→ BRANO CITATO:

________________________________________

Essi meritano un futuro migliore di quello che stiamo loro preparando, meritano di essere coinvolti nelle scelte per la costruzione dell’oggi e del domani, in particolare per la salvaguardia della casa comune, per la quale sono preziosi i valori e gli insegnamenti delle popolazioni indigene.
Il multiculturalismo
Infine il Pontefice, guardando alla società di oggi rileva che una sfida permanente è il multiculturalismo, quell’“accogliere e abbracciare le diverse componenti presenti, rispettando, al contempo, la diversità delle loro tradizioni e culture, senza pensare che il processo sia compiuto una volta per tutte”. Esprime il suo apprezzamento per l’ospitalità offerta dai canadesi a numerosi migranti ucraini e afghani e incoraggia a “lavorare per superare la retorica della paura nei confronti degli immigrati” e per dare loro, secondo le possibilità del Paese, l’opportunità “di essere coinvolti responsabilmente nella società”.
La cura dei più deboli
Concludendo il suo discorso, Francesco non dimentica gli ultimi, “i senzatetto che si affidano alle chiese e ai banchi alimentari per ricevere aiuti e conforti”, non pochi anche in Canada. Fratelli e sorelle, che ci portano a considerare “l’urgenza di adoperarci per porre rimedio alla radicale ingiustizia che inquina il nostro mondo”. Nel Paese nordamericano, termina il Papa, anche “tra i nativi si registrino spesso molti tassi di povertà”, un “basso indice di scolarizzazione” e “il non facile accesso alla casa e all’assistenza sanitaria”. Da qui l’esortazione del Pontefice a compiere “scelte economiche e sociali volte alla condivisione e alla cura dei bisognosi”.

________________________________________

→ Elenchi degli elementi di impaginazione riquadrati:

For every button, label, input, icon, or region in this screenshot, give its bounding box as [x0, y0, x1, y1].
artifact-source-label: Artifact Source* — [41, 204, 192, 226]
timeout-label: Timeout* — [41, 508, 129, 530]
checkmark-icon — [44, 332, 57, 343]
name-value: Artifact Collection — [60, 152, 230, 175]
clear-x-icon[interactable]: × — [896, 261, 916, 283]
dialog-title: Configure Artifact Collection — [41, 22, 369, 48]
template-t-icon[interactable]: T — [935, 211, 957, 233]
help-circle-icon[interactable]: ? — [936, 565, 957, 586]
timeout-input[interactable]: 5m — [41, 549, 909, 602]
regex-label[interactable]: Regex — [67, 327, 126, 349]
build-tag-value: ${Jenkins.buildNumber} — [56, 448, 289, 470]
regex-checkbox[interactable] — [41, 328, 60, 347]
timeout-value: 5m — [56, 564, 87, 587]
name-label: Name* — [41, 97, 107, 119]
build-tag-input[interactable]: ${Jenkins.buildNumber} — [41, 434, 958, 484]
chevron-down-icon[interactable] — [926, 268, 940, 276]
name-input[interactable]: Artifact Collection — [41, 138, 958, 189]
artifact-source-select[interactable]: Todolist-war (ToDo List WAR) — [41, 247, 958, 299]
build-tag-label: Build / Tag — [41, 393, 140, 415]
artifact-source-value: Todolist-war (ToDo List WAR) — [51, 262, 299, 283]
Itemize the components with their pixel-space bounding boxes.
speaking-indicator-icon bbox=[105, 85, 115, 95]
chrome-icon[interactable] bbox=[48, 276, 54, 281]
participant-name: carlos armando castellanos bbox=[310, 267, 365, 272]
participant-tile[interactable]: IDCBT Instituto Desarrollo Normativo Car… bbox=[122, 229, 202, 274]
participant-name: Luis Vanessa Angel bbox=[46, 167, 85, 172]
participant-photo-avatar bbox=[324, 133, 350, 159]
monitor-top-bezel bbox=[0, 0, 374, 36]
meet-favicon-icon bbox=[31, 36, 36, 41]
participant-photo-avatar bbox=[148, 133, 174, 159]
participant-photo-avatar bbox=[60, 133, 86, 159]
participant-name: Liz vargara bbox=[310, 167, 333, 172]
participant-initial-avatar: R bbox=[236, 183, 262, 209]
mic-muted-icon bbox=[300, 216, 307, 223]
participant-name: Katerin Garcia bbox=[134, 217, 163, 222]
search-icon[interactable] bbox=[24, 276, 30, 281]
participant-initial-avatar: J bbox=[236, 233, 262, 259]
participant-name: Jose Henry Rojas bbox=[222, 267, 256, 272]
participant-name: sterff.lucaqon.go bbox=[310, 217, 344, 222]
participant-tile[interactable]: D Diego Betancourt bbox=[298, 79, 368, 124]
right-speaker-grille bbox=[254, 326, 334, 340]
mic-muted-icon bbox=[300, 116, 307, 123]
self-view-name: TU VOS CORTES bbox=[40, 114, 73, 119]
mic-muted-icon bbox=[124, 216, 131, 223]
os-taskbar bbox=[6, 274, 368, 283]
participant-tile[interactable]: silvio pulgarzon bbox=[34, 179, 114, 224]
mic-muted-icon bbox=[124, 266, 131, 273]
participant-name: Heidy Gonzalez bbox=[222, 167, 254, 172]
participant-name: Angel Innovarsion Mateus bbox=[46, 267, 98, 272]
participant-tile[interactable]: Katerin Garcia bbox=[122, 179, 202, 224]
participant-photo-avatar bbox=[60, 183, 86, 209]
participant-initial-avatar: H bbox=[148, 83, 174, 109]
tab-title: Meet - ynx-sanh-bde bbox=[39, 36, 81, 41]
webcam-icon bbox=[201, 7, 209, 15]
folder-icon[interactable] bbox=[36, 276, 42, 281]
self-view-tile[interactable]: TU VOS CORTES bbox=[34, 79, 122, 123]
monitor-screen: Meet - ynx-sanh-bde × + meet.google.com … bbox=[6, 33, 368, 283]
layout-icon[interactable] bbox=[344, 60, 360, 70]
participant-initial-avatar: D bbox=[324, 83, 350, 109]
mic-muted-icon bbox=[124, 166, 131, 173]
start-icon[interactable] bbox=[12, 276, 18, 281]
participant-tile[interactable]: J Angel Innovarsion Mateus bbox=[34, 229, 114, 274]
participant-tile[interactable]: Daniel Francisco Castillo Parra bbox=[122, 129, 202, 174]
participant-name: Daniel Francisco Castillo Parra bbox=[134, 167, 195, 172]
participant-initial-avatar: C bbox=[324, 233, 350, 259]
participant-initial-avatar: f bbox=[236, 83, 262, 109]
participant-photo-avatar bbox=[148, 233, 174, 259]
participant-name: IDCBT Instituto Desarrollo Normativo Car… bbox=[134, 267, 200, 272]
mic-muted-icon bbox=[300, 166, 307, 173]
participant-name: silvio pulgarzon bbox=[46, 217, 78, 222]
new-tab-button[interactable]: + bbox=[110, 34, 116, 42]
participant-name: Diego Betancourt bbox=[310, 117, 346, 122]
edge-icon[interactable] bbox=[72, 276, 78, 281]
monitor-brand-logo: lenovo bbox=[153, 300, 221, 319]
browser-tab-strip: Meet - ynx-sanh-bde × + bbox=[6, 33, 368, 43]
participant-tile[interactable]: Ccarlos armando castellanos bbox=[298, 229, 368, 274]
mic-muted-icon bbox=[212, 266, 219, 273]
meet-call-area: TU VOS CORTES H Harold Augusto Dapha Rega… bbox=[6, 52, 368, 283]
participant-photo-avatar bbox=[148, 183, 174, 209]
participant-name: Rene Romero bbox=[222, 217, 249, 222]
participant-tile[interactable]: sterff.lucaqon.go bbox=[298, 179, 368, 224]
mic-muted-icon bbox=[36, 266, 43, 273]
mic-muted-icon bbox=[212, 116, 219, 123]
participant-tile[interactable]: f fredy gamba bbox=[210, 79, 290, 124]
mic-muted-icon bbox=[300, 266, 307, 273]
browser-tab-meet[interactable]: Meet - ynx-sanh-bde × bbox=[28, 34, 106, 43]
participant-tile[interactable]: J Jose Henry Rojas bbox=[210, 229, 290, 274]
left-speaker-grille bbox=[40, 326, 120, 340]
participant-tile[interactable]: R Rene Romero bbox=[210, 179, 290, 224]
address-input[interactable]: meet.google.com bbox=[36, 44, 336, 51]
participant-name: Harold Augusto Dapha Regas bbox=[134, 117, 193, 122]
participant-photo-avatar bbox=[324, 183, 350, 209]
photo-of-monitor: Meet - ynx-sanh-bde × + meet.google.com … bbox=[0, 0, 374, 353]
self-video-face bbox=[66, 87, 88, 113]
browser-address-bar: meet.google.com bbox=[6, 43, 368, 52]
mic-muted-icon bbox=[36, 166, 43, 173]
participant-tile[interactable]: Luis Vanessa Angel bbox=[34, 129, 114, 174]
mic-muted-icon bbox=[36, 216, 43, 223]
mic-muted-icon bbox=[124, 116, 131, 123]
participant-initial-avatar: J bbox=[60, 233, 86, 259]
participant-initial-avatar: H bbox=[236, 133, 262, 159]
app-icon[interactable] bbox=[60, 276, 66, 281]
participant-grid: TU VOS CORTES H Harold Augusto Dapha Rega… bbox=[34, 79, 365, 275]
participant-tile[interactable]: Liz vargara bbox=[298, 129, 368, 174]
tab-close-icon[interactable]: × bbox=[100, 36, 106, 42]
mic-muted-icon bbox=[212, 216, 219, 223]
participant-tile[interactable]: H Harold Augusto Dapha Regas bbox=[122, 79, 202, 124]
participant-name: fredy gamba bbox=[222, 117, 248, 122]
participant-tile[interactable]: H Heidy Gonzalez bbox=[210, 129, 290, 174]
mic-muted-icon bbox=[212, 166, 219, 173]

________________________________________

→ ISTRUZIONI DI LAVORO:
a – Elenca tutti i nomi e i titoli con cui il brano sul discorso in Canada si riferisce al Papa.
b – Trascrivi il tratto del brano sul discorso in Canada che va da "Essi meritano un" fino a "delle popolazioni indigene.".
Per rispondere usa soltanto il brano.

→ RISPOSTE ALLE CONSEGNE:
a – il Pontefice, Francesco, il Papa

b –
Essi meritano un futuro migliore di quello che stiamo loro preparando, meritano di essere coinvolti nelle scelte per la costruzione dell’oggi e del domani, in particolare per la salvaguardia della casa comune, per la quale sono preziosi i valori e gli insegnamenti delle popolazioni indigene.